-- start EXTRACTED MATERIAL --

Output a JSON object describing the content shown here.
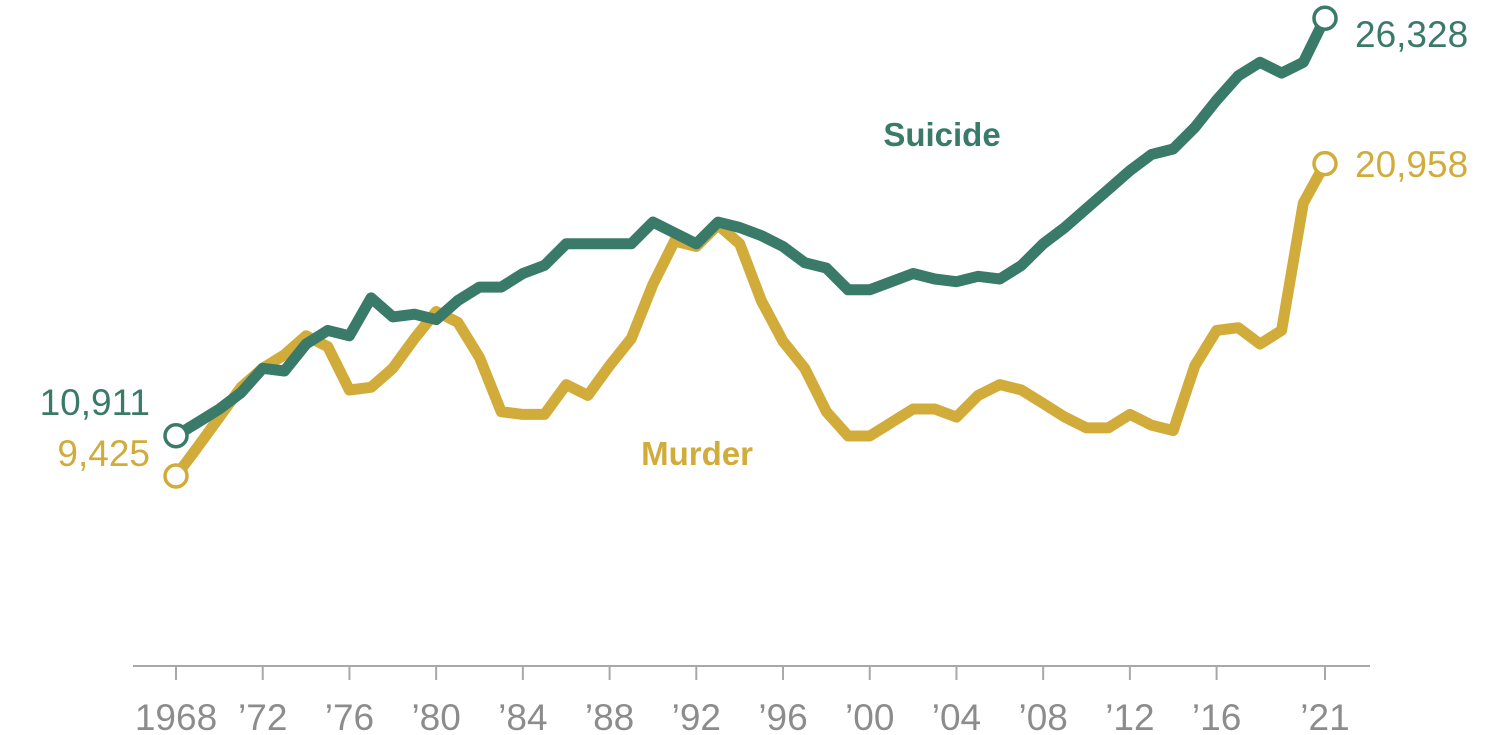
{
  "chart_data": {
    "type": "line",
    "title": "",
    "xlabel": "",
    "ylabel": "",
    "x": [
      1968,
      1969,
      1970,
      1971,
      1972,
      1973,
      1974,
      1975,
      1976,
      1977,
      1978,
      1979,
      1980,
      1981,
      1982,
      1983,
      1984,
      1985,
      1986,
      1987,
      1988,
      1989,
      1990,
      1991,
      1992,
      1993,
      1994,
      1995,
      1996,
      1997,
      1998,
      1999,
      2000,
      2001,
      2002,
      2003,
      2004,
      2005,
      2006,
      2007,
      2008,
      2009,
      2010,
      2011,
      2012,
      2013,
      2014,
      2015,
      2016,
      2017,
      2018,
      2019,
      2020,
      2021
    ],
    "xlim": [
      1968,
      2021
    ],
    "ylim": [
      3000,
      27000
    ],
    "grid": false,
    "legend": "none",
    "x_ticks": [
      {
        "value": 1968,
        "label": "1968"
      },
      {
        "value": 1972,
        "label": "’72"
      },
      {
        "value": 1976,
        "label": "’76"
      },
      {
        "value": 1980,
        "label": "’80"
      },
      {
        "value": 1984,
        "label": "’84"
      },
      {
        "value": 1988,
        "label": "’88"
      },
      {
        "value": 1992,
        "label": "’92"
      },
      {
        "value": 1996,
        "label": "’96"
      },
      {
        "value": 2000,
        "label": "’00"
      },
      {
        "value": 2004,
        "label": "’04"
      },
      {
        "value": 2008,
        "label": "’08"
      },
      {
        "value": 2012,
        "label": "’12"
      },
      {
        "value": 2016,
        "label": "’16"
      },
      {
        "value": 2021,
        "label": "’21"
      }
    ],
    "series": [
      {
        "name": "Suicide",
        "color": "#3a7a68",
        "start_label": "10,911",
        "end_label": "26,328",
        "values": [
          10911,
          11400,
          11900,
          12500,
          13400,
          13300,
          14300,
          14800,
          14600,
          16000,
          15300,
          15400,
          15200,
          15900,
          16400,
          16400,
          16900,
          17200,
          18000,
          18000,
          18000,
          18000,
          18800,
          18400,
          18000,
          18800,
          18600,
          18300,
          17900,
          17300,
          17100,
          16300,
          16300,
          16600,
          16900,
          16700,
          16600,
          16800,
          16700,
          17200,
          18000,
          18600,
          19300,
          20000,
          20700,
          21300,
          21500,
          22300,
          23300,
          24200,
          24700,
          24300,
          24700,
          26328
        ]
      },
      {
        "name": "Murder",
        "color": "#d2ac3a",
        "start_label": "9,425",
        "end_label": "20,958",
        "values": [
          9425,
          10500,
          11600,
          12700,
          13400,
          13900,
          14600,
          14200,
          12600,
          12700,
          13400,
          14500,
          15500,
          15100,
          13800,
          11800,
          11700,
          11700,
          12800,
          12400,
          13500,
          14500,
          16500,
          18100,
          17900,
          18700,
          18000,
          15900,
          14400,
          13400,
          11800,
          10900,
          10900,
          11400,
          11900,
          11900,
          11600,
          12400,
          12800,
          12600,
          12100,
          11600,
          11200,
          11200,
          11700,
          11300,
          11100,
          13500,
          14800,
          14900,
          14300,
          14800,
          19500,
          20958
        ]
      }
    ],
    "annotations": [
      {
        "text": "Suicide",
        "series": "Suicide"
      },
      {
        "text": "Murder",
        "series": "Murder"
      }
    ]
  }
}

-- end EXTRACTED MATERIAL --

TO DO –
Reproduce each line exactly, please, except for any pictures.

RESPONSE TO THIS TASK –
Output a JSON object describing the content shown here.
{
  "chart_data": {
    "type": "line",
    "title": "",
    "xlabel": "",
    "ylabel": "",
    "x": [
      1968,
      1969,
      1970,
      1971,
      1972,
      1973,
      1974,
      1975,
      1976,
      1977,
      1978,
      1979,
      1980,
      1981,
      1982,
      1983,
      1984,
      1985,
      1986,
      1987,
      1988,
      1989,
      1990,
      1991,
      1992,
      1993,
      1994,
      1995,
      1996,
      1997,
      1998,
      1999,
      2000,
      2001,
      2002,
      2003,
      2004,
      2005,
      2006,
      2007,
      2008,
      2009,
      2010,
      2011,
      2012,
      2013,
      2014,
      2015,
      2016,
      2017,
      2018,
      2019,
      2020,
      2021
    ],
    "xlim": [
      1968,
      2021
    ],
    "ylim": [
      3000,
      27000
    ],
    "grid": false,
    "legend": "none",
    "x_ticks": [
      {
        "value": 1968,
        "label": "1968"
      },
      {
        "value": 1972,
        "label": "’72"
      },
      {
        "value": 1976,
        "label": "’76"
      },
      {
        "value": 1980,
        "label": "’80"
      },
      {
        "value": 1984,
        "label": "’84"
      },
      {
        "value": 1988,
        "label": "’88"
      },
      {
        "value": 1992,
        "label": "’92"
      },
      {
        "value": 1996,
        "label": "’96"
      },
      {
        "value": 2000,
        "label": "’00"
      },
      {
        "value": 2004,
        "label": "’04"
      },
      {
        "value": 2008,
        "label": "’08"
      },
      {
        "value": 2012,
        "label": "’12"
      },
      {
        "value": 2016,
        "label": "’16"
      },
      {
        "value": 2021,
        "label": "’21"
      }
    ],
    "series": [
      {
        "name": "Suicide",
        "color": "#3a7a68",
        "start_label": "10,911",
        "end_label": "26,328",
        "values": [
          10911,
          11400,
          11900,
          12500,
          13400,
          13300,
          14300,
          14800,
          14600,
          16000,
          15300,
          15400,
          15200,
          15900,
          16400,
          16400,
          16900,
          17200,
          18000,
          18000,
          18000,
          18000,
          18800,
          18400,
          18000,
          18800,
          18600,
          18300,
          17900,
          17300,
          17100,
          16300,
          16300,
          16600,
          16900,
          16700,
          16600,
          16800,
          16700,
          17200,
          18000,
          18600,
          19300,
          20000,
          20700,
          21300,
          21500,
          22300,
          23300,
          24200,
          24700,
          24300,
          24700,
          26328
        ]
      },
      {
        "name": "Murder",
        "color": "#d2ac3a",
        "start_label": "9,425",
        "end_label": "20,958",
        "values": [
          9425,
          10500,
          11600,
          12700,
          13400,
          13900,
          14600,
          14200,
          12600,
          12700,
          13400,
          14500,
          15500,
          15100,
          13800,
          11800,
          11700,
          11700,
          12800,
          12400,
          13500,
          14500,
          16500,
          18100,
          17900,
          18700,
          18000,
          15900,
          14400,
          13400,
          11800,
          10900,
          10900,
          11400,
          11900,
          11900,
          11600,
          12400,
          12800,
          12600,
          12100,
          11600,
          11200,
          11200,
          11700,
          11300,
          11100,
          13500,
          14800,
          14900,
          14300,
          14800,
          19500,
          20958
        ]
      }
    ],
    "annotations": [
      {
        "text": "Suicide",
        "series": "Suicide"
      },
      {
        "text": "Murder",
        "series": "Murder"
      }
    ]
  }
}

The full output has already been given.